___ READING PASSAGE ___
I guess there's not much we can do, but unless I'm misreading time stamps,
it has been down for 8 hours. My understanding is that when it is
restarted, it doesn't go back so that's a quite a few potential violations
that will have to be caught by other means.

Phil

The bot appears to have stopped or stalled again, as there's been no new reports for 4.5 hours. Thank you.

Another stoppage - no new reports for 4.5 hours. Adding: activity resumed a few minutes ago.

We've had several stoppages in the last 24 hours:

  • From 21:27 on 12/6 to 01:16 on 12/7 - 4 hours 20 minutes.
  • The bot then appears to have almost immediately stopped again, filing a few reports and then stopping again at around 01:22. Activity resumed at 09:41. This outage was 8 hours and 20 minutes.
  • The bot again stopped, at 10:02, and appears to still be down (no reports for over 2 hours).

The outage that started at 10:02 on the 7th ended up being nearly 11 hours long, as activity (other than one post) did not resume until 20:55. The bot only functioned for about another hour before it went down again for another 4 hours. It only posted 2 reports and then went down for another 8 hours. It posted reports for quite a while on December 8, from 09:20 until 21:38, when it went down for another 3 hours. I would appreciate it if the bot maintainers could have a look, as we're into the third day of erratic service. Thank you.
___ LISTED ENTRIES ___
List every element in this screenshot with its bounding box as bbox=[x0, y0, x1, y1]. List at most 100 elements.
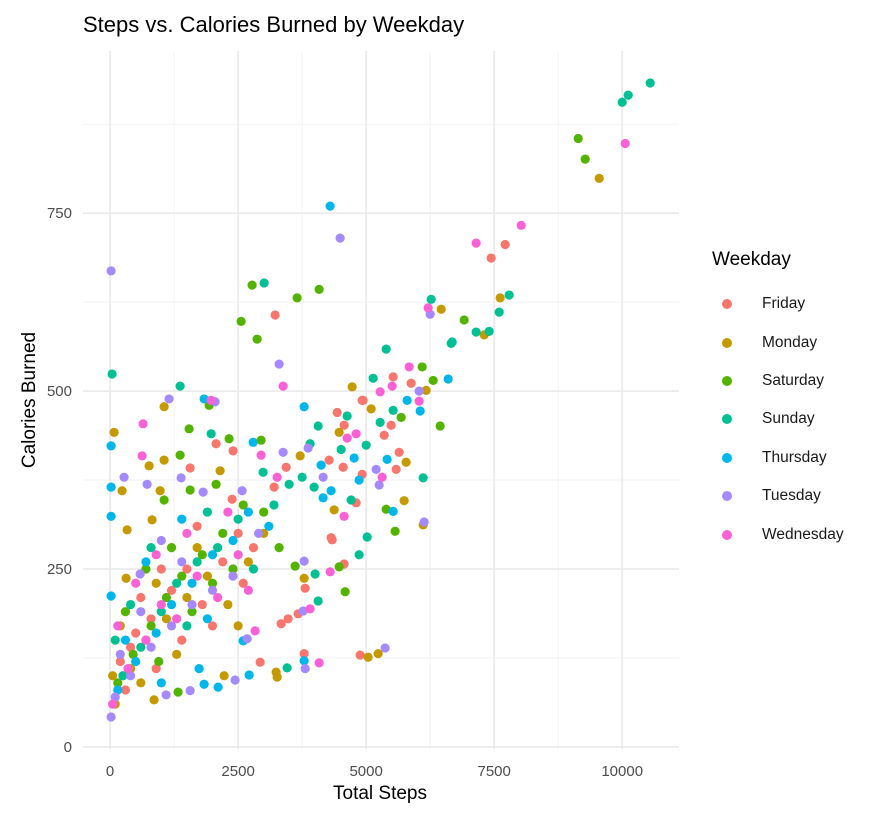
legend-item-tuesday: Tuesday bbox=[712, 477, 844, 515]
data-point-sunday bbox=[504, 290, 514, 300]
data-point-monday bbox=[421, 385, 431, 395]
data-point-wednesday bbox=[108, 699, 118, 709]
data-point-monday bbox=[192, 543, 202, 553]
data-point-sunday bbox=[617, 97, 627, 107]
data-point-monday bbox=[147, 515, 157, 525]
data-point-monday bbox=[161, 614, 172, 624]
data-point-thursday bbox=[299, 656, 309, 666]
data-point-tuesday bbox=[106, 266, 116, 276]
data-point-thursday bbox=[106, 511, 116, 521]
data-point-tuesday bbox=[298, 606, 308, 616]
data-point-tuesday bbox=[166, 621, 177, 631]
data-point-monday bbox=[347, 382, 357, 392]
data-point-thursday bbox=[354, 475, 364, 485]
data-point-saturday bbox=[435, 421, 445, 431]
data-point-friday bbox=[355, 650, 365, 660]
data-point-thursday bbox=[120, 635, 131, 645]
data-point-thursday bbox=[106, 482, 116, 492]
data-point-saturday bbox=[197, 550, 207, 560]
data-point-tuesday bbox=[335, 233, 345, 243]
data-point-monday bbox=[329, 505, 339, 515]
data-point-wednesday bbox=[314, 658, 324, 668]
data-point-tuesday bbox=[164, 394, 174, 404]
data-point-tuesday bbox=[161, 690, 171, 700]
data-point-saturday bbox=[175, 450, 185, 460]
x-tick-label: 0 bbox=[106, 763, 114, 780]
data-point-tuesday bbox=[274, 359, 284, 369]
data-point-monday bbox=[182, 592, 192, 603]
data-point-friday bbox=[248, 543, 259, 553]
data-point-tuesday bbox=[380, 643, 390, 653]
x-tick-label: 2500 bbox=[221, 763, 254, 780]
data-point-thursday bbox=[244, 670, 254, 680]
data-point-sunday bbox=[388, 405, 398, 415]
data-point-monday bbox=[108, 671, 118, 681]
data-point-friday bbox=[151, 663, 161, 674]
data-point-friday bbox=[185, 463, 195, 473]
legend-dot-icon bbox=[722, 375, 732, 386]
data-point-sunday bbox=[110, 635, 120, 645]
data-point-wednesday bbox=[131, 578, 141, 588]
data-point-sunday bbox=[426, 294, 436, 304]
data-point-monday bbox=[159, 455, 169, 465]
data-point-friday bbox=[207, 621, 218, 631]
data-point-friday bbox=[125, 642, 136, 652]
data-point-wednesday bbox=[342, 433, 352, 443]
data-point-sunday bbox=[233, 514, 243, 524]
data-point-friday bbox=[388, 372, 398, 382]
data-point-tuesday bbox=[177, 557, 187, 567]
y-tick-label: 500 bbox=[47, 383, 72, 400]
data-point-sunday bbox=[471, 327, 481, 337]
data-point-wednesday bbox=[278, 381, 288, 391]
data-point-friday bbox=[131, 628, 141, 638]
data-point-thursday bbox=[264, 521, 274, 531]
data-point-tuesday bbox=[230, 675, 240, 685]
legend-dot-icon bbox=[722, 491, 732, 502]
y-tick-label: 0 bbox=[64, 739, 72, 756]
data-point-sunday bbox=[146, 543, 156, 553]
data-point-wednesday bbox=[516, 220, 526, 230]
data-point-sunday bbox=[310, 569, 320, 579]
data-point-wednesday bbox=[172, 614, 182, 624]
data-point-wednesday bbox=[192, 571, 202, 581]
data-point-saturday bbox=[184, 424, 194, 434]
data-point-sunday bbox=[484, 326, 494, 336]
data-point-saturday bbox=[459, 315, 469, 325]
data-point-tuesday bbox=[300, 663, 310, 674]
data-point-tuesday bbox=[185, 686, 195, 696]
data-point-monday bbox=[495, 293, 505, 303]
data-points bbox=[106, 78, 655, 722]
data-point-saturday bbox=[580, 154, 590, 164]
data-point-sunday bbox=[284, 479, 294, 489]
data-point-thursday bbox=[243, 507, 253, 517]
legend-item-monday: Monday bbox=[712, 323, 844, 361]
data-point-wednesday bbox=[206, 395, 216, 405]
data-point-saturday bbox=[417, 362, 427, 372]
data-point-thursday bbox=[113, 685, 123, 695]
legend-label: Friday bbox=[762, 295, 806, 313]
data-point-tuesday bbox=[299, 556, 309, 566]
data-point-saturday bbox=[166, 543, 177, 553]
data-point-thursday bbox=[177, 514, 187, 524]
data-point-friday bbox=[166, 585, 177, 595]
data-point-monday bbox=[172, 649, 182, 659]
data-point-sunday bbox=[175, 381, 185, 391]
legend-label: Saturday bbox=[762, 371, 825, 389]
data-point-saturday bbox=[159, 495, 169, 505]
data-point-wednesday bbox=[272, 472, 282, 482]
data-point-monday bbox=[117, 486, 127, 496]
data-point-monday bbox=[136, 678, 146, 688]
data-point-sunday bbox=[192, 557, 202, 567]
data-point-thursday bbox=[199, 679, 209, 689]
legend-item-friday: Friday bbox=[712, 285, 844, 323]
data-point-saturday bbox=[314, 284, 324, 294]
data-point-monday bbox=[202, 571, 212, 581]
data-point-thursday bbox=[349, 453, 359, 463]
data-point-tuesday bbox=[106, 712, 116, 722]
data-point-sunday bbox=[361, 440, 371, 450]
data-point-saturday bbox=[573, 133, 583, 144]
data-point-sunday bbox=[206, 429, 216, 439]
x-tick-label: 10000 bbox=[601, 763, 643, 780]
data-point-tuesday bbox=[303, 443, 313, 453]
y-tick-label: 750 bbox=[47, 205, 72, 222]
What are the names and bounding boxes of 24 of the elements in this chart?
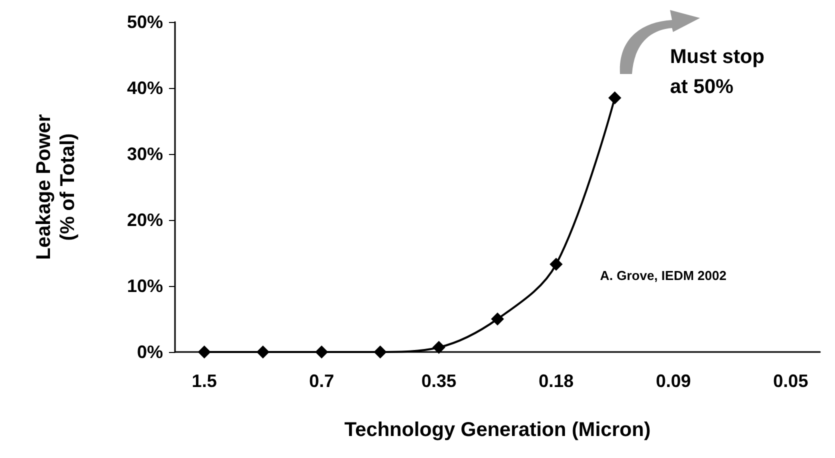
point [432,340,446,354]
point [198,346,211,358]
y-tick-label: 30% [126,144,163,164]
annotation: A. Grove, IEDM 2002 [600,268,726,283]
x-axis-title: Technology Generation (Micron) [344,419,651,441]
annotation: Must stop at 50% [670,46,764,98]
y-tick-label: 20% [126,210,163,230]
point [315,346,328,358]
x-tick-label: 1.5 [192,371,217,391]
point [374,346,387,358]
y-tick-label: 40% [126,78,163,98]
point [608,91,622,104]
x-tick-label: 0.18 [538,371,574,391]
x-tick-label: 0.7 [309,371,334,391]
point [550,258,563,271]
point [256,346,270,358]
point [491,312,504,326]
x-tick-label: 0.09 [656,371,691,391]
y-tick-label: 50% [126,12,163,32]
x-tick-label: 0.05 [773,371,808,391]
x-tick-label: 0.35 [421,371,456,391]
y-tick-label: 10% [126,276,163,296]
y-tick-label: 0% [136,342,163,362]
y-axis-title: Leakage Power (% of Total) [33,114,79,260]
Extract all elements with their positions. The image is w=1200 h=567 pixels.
___
SET OF TASKS:
(A) Please write out the part of the bot outage thread above from "I guess there's" up to and including "by other means.".
(B) Decide whether each statement agrees with the bot outage thread above, answering yes or no and quoting the words of the thread that settle it: (i) The outage that began at 10:02 on the 7th lasted nearly 11 hours. (ii) When the bot is restarted, it goes back to cover the period it missed. (iii) On December 8 the bot posted reports from 09:20 until 21:38.

COMPLETED EXERCISE:
(A)
I guess there's not much we can do, but unless I'm misreading time stamps,
it has been down for 8 hours. My understanding is that when it is
restarted, it doesn't go back so that's a quite a few potential violations
that will have to be caught by other means.

(B)
(i) Yes: "The outage that started at 10:02 on the 7th ended up being nearly 11 hours long"
(ii) No: "when it is restarted, it doesn't go back"
(iii) Yes: "It posted reports for quite a while on December 8, from 09:20 until 21:38"